Extract the lines from the one containing "Text: False: False <box>101 402 173 430</box>" through the one containing "Text: True: True <box>101 326 162 354</box>", copying each exactly as it appears in the rows.

--- Input material ---

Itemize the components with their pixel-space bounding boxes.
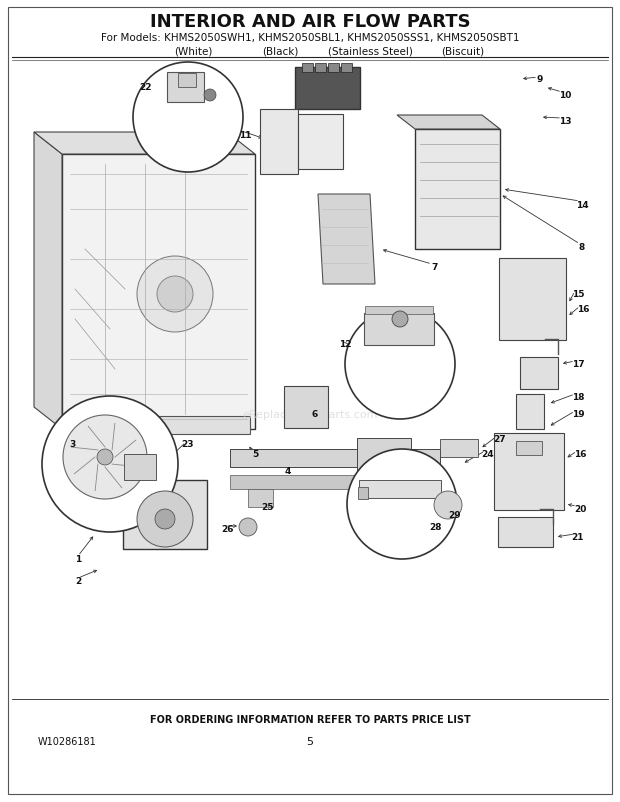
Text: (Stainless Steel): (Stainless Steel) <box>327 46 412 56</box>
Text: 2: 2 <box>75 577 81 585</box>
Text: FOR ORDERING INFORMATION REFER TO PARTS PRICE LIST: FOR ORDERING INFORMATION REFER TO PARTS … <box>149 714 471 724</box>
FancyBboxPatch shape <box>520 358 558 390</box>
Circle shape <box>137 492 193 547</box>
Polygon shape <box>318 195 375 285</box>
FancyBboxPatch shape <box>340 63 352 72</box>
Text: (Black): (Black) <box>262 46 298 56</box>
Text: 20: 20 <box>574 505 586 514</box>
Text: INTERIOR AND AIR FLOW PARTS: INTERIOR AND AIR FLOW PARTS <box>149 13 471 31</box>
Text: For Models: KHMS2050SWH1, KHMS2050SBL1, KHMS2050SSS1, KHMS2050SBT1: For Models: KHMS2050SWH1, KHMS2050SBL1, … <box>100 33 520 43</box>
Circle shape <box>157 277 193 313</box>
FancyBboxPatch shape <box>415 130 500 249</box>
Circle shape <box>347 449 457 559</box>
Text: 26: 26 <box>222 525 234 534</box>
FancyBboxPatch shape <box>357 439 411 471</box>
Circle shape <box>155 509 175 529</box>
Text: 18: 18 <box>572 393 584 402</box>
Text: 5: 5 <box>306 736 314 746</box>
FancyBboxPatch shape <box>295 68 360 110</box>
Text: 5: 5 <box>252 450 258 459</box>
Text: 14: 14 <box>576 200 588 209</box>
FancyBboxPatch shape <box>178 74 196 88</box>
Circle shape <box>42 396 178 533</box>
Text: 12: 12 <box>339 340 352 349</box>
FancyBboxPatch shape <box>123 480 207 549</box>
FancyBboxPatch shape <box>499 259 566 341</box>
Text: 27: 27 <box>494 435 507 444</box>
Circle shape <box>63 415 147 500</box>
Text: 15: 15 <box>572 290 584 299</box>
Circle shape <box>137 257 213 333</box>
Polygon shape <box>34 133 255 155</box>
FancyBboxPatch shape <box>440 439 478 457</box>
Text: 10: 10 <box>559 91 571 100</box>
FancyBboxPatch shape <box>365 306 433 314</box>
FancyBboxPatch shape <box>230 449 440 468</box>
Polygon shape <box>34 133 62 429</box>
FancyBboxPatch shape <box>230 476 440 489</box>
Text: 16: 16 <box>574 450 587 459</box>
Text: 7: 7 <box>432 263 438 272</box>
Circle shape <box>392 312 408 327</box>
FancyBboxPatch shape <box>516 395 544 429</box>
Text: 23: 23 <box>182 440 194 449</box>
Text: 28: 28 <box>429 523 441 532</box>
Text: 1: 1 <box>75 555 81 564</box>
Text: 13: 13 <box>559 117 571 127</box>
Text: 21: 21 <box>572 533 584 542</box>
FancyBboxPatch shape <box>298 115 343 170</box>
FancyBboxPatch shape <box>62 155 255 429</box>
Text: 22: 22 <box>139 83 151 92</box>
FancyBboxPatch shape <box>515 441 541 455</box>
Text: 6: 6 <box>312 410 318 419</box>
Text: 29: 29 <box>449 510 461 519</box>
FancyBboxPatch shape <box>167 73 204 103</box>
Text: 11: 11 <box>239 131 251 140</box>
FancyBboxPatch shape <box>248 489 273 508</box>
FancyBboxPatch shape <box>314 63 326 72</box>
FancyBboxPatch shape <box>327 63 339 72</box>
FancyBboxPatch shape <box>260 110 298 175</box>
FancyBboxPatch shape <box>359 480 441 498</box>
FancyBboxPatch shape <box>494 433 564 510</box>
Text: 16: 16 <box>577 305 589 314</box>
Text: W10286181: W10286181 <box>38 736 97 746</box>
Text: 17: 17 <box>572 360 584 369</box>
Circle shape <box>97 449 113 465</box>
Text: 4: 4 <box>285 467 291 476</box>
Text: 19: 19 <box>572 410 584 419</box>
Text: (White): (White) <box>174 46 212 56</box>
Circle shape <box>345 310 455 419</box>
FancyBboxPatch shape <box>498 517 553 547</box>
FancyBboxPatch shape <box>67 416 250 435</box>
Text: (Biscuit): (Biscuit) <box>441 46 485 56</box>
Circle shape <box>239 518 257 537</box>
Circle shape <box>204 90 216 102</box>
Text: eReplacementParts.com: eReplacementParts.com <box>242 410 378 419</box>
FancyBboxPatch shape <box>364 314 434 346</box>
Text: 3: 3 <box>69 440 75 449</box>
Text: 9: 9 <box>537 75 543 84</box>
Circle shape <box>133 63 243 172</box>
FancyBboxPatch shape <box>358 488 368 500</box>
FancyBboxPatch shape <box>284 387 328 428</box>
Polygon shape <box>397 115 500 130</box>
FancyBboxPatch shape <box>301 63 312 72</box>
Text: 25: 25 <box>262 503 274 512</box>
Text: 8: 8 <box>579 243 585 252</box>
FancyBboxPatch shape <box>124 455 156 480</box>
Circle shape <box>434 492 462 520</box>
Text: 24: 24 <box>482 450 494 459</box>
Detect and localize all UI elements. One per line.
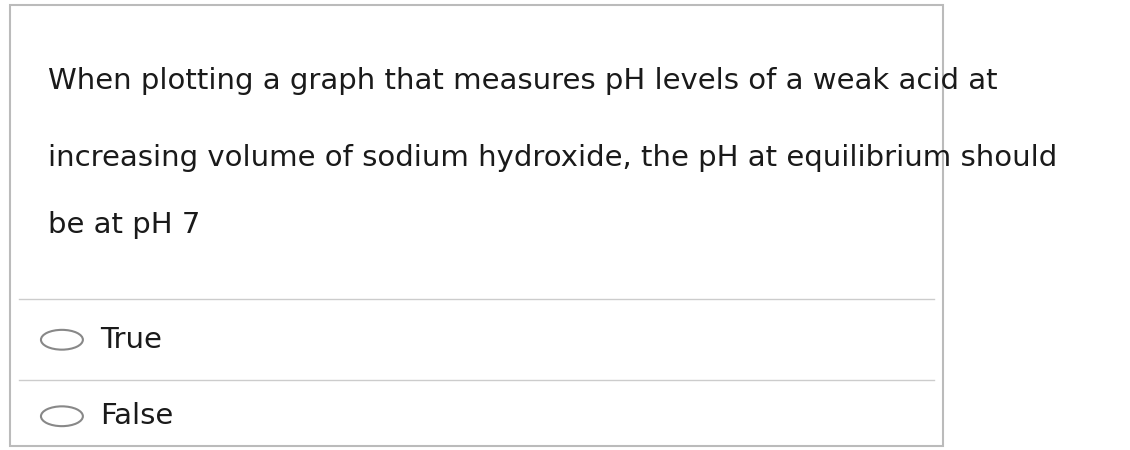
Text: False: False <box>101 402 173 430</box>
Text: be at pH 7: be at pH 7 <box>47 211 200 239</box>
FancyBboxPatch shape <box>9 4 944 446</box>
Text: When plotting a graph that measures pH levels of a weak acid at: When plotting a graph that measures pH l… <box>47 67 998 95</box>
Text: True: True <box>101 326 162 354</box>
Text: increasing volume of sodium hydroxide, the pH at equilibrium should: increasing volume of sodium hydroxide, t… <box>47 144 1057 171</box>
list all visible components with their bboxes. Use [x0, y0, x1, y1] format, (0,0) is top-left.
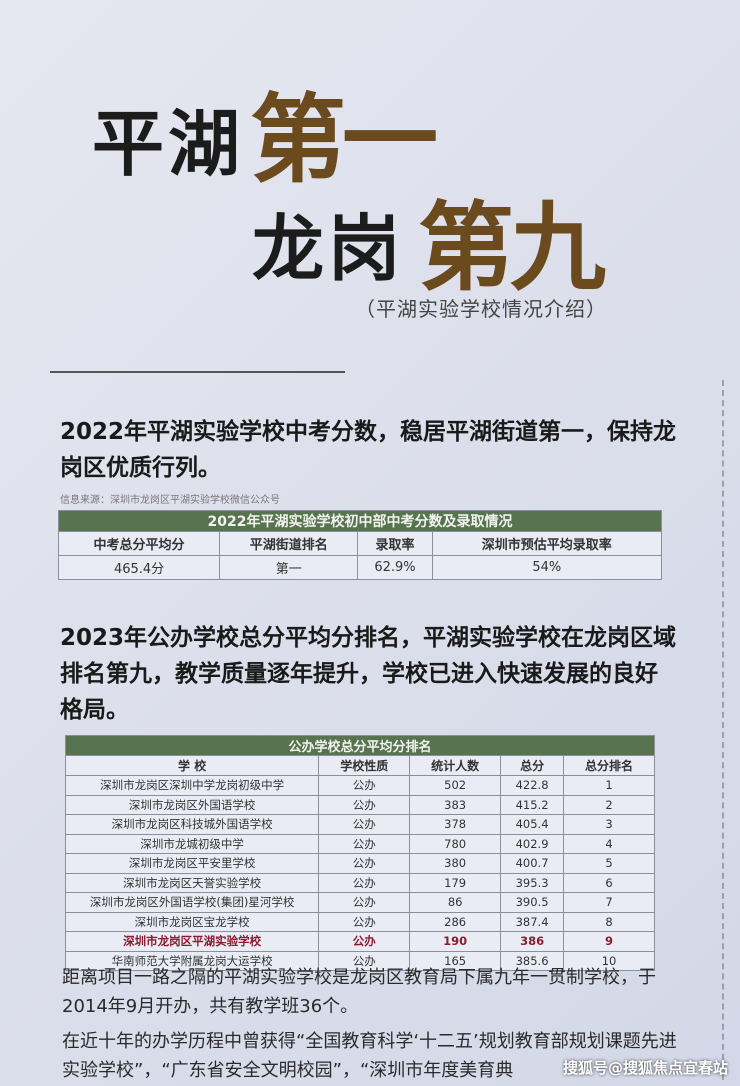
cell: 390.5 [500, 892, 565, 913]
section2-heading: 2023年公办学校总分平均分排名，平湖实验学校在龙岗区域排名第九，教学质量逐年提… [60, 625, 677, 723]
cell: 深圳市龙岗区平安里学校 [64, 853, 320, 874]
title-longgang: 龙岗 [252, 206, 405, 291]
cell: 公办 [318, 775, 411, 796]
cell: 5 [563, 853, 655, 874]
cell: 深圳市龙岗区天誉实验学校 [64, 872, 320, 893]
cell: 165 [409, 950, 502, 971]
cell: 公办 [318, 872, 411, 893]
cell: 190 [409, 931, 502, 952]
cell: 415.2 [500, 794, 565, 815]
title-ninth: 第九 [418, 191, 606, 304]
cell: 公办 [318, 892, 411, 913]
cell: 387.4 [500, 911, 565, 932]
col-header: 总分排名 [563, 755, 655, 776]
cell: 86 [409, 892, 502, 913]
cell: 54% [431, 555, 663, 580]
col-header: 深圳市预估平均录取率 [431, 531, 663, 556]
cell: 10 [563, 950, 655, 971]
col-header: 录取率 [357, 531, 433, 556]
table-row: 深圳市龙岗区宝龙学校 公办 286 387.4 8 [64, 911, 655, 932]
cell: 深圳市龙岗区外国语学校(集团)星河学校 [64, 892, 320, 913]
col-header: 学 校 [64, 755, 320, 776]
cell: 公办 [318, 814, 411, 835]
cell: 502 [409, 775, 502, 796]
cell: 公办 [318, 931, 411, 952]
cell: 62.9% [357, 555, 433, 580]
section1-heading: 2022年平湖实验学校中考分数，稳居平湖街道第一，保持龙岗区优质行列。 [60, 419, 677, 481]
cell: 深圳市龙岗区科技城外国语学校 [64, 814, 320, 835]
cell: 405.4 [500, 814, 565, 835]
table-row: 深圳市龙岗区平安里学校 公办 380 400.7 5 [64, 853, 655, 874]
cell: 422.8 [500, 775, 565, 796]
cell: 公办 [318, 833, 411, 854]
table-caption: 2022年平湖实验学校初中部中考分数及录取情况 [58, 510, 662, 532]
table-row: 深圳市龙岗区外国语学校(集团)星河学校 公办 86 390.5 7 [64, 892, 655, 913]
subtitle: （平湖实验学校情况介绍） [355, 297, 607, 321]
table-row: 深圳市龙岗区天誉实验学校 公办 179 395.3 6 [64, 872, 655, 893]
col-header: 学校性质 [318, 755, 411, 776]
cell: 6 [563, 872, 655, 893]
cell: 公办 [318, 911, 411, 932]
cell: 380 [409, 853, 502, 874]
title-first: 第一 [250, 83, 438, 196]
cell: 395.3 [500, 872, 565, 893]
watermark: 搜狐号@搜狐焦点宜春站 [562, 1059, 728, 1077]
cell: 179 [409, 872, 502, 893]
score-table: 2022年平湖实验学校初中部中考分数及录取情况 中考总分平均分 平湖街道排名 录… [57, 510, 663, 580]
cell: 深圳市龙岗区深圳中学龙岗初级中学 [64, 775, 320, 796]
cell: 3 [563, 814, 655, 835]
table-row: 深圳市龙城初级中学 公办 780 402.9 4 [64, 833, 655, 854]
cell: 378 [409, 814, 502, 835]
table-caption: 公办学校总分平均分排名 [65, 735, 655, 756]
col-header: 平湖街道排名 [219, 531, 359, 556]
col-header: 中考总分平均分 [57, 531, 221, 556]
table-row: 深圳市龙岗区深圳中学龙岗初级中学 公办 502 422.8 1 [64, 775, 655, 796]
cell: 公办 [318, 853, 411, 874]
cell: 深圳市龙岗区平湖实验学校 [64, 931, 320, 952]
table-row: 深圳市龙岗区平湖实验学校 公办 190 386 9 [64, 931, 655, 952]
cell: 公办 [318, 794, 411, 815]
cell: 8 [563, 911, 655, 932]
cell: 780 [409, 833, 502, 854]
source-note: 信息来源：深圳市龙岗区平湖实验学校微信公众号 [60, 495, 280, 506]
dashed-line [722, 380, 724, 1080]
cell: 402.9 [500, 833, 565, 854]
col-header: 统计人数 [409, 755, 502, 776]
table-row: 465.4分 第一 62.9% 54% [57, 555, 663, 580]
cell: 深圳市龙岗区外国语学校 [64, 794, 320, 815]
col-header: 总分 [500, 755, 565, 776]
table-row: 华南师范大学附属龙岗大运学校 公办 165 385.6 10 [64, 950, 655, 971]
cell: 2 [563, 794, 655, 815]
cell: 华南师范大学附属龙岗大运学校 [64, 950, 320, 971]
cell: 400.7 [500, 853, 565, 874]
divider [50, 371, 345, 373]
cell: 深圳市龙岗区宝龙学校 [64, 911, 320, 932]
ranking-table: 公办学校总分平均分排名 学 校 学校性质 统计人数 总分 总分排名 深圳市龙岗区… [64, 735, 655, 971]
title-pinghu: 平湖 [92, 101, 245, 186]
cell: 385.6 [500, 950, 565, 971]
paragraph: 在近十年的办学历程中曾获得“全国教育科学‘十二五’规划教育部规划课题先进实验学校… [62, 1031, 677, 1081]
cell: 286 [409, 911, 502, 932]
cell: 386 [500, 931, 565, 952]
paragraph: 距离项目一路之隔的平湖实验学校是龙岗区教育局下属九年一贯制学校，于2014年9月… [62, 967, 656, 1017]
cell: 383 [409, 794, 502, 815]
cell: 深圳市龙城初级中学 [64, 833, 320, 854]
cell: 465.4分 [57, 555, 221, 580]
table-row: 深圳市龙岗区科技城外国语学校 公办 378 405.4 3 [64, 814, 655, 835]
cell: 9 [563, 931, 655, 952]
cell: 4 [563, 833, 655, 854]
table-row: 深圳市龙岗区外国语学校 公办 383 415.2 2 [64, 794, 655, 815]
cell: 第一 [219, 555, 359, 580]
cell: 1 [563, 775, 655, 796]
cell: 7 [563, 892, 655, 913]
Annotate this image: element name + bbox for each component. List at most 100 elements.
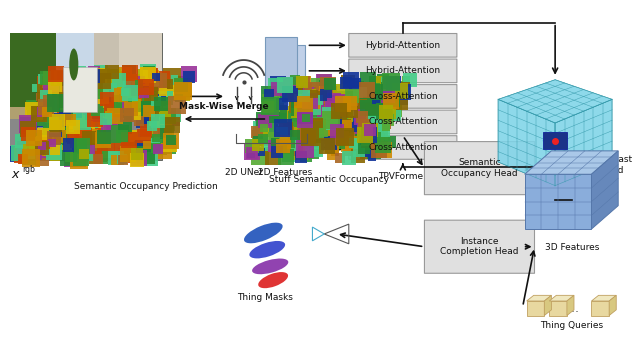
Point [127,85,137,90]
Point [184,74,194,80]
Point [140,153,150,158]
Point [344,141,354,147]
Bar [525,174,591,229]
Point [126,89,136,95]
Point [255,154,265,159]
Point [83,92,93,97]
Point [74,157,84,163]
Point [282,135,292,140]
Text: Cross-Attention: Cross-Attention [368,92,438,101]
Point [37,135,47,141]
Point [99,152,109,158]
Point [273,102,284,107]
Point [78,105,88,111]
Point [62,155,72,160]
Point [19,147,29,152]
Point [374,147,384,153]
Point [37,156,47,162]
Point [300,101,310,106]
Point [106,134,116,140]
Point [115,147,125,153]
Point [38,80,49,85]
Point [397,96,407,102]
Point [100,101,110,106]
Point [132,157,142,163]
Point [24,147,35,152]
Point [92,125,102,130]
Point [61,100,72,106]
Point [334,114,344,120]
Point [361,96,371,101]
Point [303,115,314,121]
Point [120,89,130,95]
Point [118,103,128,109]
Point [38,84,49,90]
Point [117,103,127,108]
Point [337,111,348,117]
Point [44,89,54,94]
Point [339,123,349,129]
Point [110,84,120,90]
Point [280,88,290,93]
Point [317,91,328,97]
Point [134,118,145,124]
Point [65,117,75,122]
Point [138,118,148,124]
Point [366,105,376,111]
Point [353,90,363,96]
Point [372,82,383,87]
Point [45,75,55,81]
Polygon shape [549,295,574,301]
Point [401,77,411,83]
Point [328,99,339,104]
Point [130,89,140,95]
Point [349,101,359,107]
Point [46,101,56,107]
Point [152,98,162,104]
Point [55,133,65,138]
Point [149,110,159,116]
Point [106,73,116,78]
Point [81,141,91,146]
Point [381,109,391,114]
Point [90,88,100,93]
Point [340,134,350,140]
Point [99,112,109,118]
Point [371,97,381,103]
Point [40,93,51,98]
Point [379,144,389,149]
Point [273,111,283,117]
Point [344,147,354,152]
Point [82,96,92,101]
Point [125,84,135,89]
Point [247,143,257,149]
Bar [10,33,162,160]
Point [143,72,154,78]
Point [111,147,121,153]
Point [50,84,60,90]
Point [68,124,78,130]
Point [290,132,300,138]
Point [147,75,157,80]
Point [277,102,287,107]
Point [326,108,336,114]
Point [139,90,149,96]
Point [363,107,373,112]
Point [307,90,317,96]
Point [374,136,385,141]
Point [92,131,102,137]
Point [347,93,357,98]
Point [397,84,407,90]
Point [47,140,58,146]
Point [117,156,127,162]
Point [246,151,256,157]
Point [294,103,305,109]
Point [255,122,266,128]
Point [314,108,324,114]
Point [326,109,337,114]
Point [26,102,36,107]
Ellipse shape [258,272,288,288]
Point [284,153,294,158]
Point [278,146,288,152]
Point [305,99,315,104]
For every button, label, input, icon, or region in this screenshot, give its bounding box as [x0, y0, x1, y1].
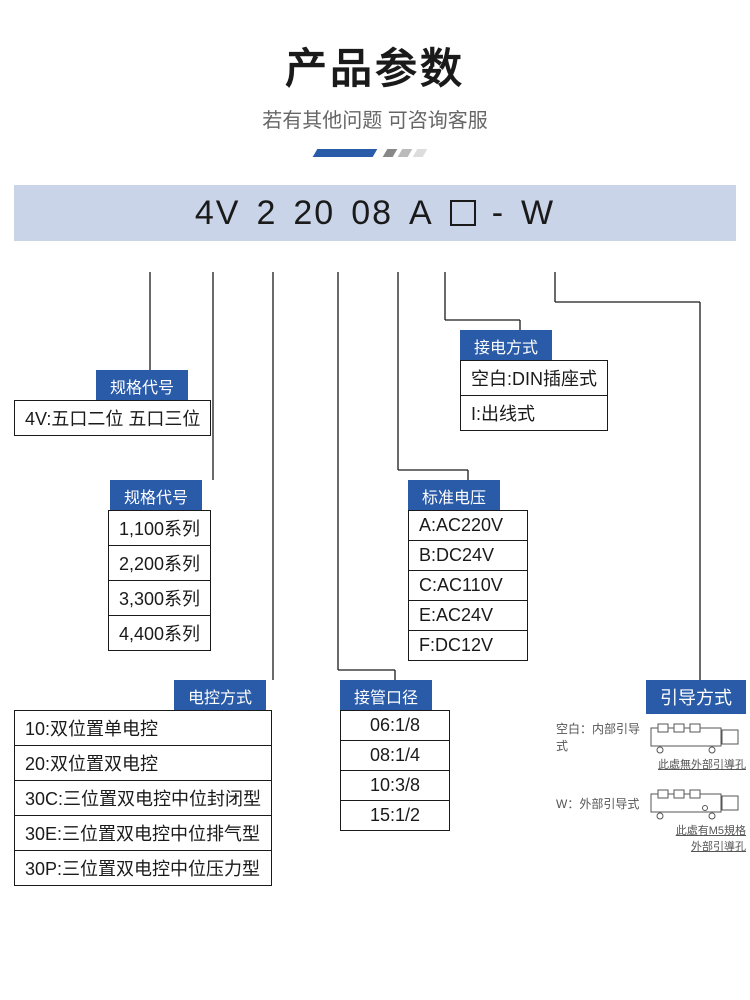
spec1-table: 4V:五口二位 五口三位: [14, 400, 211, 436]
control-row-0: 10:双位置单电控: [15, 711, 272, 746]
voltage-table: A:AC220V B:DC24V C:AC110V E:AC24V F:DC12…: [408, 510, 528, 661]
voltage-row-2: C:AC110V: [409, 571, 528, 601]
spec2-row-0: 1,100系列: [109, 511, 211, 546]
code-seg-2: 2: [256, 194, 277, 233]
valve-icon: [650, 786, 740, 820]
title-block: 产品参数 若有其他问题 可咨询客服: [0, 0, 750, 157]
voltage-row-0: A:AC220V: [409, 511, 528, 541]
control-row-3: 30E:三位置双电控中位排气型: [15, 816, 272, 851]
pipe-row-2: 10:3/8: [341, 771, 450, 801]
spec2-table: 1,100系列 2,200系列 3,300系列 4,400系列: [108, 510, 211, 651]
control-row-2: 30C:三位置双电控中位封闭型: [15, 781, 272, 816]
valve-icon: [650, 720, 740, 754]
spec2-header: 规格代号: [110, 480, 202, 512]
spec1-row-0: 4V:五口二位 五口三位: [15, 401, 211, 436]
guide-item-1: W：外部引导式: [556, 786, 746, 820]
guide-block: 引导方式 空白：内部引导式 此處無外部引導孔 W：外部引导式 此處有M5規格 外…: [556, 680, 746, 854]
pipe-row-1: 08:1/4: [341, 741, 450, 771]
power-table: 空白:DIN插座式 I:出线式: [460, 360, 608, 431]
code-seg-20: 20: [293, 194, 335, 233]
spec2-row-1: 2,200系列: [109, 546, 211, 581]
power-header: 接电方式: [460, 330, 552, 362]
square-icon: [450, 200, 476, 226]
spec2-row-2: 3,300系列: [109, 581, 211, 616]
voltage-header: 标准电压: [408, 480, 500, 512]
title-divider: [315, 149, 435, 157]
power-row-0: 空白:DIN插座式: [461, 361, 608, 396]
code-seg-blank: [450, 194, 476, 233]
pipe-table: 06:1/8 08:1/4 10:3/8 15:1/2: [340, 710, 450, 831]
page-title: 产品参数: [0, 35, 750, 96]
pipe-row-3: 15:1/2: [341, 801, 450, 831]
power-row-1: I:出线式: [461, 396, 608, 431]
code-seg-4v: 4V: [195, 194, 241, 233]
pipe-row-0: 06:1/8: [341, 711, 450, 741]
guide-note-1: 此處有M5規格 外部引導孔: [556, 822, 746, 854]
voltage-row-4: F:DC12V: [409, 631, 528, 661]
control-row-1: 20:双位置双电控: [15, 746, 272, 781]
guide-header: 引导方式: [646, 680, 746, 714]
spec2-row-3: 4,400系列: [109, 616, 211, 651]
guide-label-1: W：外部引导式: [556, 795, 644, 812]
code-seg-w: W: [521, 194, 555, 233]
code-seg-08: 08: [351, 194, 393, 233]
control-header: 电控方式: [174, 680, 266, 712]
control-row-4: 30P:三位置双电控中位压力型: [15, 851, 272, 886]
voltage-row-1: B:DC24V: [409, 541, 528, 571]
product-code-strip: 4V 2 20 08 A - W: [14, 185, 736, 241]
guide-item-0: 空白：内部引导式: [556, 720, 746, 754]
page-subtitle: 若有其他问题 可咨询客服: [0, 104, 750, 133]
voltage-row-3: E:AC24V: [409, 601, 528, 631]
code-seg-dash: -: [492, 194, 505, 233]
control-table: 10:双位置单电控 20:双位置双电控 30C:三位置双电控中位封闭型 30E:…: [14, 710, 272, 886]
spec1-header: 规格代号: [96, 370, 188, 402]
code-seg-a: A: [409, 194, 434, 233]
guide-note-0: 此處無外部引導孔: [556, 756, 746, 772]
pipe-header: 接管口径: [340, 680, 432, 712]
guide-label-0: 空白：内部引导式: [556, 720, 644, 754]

---

• **Correct result**:
Text: False: False <box>101 402 173 430</box>
Text: be at pH 7: be at pH 7 <box>47 211 200 239</box>
FancyBboxPatch shape <box>9 4 944 446</box>
Text: When plotting a graph that measures pH levels of a weak acid at: When plotting a graph that measures pH l… <box>47 67 998 95</box>
Text: True: True <box>101 326 162 354</box>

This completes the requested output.